• [The input]

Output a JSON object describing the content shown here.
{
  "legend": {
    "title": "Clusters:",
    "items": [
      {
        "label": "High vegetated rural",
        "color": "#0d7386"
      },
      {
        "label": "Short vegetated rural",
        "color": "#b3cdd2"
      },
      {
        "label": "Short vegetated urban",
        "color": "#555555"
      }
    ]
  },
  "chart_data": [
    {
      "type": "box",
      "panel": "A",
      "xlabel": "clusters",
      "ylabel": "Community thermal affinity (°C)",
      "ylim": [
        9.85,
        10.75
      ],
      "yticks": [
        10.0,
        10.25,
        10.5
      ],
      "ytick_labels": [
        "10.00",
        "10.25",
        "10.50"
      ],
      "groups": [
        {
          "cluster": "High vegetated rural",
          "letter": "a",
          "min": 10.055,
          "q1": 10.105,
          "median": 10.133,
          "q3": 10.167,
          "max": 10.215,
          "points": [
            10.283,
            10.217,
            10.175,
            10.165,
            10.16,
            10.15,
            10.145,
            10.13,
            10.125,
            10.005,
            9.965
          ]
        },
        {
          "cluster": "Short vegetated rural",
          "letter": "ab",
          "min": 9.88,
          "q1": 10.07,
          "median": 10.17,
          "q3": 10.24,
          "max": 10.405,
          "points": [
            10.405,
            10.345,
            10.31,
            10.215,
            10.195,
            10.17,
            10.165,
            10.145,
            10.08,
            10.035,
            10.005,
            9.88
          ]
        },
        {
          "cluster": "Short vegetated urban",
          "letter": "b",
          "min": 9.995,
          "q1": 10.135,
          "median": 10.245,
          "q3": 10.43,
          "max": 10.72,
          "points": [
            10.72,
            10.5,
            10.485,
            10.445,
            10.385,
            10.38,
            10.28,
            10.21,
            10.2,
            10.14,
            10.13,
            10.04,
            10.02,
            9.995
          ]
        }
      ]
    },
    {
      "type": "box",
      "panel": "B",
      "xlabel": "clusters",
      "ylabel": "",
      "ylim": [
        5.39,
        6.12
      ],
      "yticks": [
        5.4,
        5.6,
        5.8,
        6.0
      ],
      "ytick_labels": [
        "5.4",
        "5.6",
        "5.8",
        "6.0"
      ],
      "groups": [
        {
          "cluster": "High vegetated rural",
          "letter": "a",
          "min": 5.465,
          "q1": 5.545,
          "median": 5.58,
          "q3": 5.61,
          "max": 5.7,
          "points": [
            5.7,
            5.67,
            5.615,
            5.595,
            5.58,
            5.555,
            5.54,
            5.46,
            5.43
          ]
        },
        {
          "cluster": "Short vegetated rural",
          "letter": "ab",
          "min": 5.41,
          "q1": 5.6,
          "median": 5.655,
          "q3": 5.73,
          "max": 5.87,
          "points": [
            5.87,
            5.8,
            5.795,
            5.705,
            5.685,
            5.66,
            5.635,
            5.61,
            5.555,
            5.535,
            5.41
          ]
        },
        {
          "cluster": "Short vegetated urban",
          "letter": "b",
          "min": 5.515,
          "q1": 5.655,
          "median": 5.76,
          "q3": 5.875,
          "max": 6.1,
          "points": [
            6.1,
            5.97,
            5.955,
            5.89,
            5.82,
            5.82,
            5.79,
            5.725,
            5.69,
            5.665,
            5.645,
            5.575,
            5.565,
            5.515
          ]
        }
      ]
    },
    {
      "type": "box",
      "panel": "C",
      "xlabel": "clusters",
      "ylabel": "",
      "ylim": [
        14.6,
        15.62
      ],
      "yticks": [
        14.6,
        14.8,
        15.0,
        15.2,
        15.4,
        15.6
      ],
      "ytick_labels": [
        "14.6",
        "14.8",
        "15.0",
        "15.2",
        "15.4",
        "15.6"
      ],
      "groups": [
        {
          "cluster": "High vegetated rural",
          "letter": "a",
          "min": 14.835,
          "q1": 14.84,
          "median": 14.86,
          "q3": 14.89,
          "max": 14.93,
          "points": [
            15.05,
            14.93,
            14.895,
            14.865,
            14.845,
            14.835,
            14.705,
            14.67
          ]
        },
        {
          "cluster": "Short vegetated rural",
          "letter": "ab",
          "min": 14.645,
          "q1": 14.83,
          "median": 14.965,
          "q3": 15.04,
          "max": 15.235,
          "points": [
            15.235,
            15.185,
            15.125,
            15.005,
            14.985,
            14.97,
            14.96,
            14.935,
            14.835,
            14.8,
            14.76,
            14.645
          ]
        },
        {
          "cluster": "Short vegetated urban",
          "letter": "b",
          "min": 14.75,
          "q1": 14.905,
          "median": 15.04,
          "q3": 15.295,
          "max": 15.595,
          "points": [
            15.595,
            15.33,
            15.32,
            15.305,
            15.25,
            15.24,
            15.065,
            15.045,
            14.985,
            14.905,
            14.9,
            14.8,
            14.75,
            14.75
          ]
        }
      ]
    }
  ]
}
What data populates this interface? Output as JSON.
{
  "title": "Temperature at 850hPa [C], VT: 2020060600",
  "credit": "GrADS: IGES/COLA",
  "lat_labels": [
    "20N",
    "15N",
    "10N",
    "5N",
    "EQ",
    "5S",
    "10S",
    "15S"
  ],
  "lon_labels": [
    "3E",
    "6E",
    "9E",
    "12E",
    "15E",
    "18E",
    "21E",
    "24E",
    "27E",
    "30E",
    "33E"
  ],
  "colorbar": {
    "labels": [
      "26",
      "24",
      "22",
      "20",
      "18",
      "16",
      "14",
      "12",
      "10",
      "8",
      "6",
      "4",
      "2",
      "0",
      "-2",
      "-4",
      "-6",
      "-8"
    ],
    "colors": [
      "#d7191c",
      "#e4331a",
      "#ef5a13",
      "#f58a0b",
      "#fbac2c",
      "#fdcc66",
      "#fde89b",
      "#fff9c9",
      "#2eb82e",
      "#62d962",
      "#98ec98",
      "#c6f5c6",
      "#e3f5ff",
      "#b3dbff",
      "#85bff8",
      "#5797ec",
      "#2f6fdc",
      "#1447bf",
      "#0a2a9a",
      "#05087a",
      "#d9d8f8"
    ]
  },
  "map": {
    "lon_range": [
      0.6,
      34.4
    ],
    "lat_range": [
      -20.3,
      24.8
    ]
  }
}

• [What you will do] Check each line of the records above for "title", and copy those that have it.

• [In response]
    "title": "Clusters:",
  "title": "Temperature at 850hPa [C], VT: 2020060600",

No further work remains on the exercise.